- **TEXTO FORNECIDO**:

JCL – Viaja com muita frequência, pode-se afirmar que é uma artista do mundo? Ou vai lá chegar?
FF – Os artistas estão sempre a viajar. O Fernando Pessoa é um exemplo da possibilidade de viajar sem sair do mesmo lugar.
O meu trabalho é representado por diversas galerias: Lisboa, Madrid, Bruxelas e Nova Iorque, viajo para esses lugares frequentemente. Este mês vou inaugurar uma exposição na Galeria Valerie Traan, em Antuérpia e uma exposição no Centro Cultural de Belém, em Lisboa. Em Junho abro uma exposição na Zet Gallery em Braga e em Julho na Kestnergallerie, em Hannover. Para além das exposições individuais existem ainda exposições coletivas, projetos de arte urbana, residências artísticas, conferências; aulas etc, que me levam a viajar frequentemente. Mas a maioria do tempo é passado em Lisboa no meu atelier.
JCL – Qual é o seu trabalho mais expressivo e o que teve mais sucesso e gosto em fazer?

- **INSTRUÇÕES DO EXERCÍCIO**:
A. Enumere os espaços onde, segundo a entrevista, vão ser inauguradas ou abertas exposições.
B. Transcreva da entrevista o trecho que vai de "O meu trabalho" a "no meu atelier.".

Registos extraídos:
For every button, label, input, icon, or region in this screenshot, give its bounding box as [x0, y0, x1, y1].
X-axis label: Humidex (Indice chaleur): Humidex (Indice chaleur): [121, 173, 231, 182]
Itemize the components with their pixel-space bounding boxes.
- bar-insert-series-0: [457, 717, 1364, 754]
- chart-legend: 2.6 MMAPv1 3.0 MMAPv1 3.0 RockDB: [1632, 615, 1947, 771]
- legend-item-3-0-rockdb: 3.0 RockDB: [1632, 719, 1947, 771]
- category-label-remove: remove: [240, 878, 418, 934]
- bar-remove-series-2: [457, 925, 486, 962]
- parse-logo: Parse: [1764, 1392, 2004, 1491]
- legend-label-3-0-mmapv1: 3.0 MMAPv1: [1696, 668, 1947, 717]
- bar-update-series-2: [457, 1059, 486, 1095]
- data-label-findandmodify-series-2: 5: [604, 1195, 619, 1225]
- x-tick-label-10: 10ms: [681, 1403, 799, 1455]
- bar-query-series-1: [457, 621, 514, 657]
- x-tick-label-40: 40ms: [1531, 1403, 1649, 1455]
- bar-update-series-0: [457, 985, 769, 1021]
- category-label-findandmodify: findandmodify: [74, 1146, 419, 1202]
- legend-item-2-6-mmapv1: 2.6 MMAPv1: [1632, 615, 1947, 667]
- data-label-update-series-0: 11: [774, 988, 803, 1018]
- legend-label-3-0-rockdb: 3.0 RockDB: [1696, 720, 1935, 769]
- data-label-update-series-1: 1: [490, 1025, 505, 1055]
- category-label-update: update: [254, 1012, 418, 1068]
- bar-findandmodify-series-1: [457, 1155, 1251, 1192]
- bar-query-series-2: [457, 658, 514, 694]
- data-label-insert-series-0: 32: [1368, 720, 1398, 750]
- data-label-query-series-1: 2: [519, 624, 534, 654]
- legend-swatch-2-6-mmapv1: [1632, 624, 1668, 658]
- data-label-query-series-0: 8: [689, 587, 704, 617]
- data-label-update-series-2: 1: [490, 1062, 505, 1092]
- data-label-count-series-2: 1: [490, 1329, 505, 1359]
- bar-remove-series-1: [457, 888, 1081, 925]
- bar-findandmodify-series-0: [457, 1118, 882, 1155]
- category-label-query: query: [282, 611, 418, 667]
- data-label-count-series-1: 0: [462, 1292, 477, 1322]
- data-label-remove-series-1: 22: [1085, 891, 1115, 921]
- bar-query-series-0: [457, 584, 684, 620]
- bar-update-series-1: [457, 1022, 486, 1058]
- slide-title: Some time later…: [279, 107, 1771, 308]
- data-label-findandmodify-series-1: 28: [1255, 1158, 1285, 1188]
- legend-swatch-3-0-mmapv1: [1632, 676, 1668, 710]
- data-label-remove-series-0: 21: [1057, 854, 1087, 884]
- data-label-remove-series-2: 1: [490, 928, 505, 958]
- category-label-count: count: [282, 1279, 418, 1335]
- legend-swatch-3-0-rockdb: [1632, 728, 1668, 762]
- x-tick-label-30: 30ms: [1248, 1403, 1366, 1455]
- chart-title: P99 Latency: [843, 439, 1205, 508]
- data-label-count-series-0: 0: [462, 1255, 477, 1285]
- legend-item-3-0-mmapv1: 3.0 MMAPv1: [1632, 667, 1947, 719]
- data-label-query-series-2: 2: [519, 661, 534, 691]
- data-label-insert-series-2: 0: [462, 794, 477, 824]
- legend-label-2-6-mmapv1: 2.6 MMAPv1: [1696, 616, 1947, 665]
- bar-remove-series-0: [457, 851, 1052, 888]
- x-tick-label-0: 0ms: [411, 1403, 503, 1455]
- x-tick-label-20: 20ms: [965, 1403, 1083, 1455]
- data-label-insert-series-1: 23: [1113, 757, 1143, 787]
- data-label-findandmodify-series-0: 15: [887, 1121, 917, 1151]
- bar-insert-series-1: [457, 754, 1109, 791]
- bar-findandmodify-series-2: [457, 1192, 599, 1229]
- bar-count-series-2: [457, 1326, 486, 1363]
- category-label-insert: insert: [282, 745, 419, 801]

- **RESPOSTAS POR TAREFA**:
A. Galeria Valerie Traan, em Antuérpia; Centro Cultural de Belém, em Lisboa; Zet Gallery, em Braga; Kestnergallerie, em Hannover.

B.
O meu trabalho é representado por diversas galerias: Lisboa, Madrid, Bruxelas e Nova Iorque, viajo para esses lugares frequentemente. Este mês vou inaugurar uma exposição na Galeria Valerie Traan, em Antuérpia e uma exposição no Centro Cultural de Belém, em Lisboa. Em Junho abro uma exposição na Zet Gallery em Braga e em Julho na Kestnergallerie, em Hannover. Para além das exposições individuais existem ainda exposições coletivas, projetos de arte urbana, residências artísticas, conferências; aulas etc, que me levam a viajar frequentemente. Mas a maioria do tempo é passado em Lisboa no meu atelier.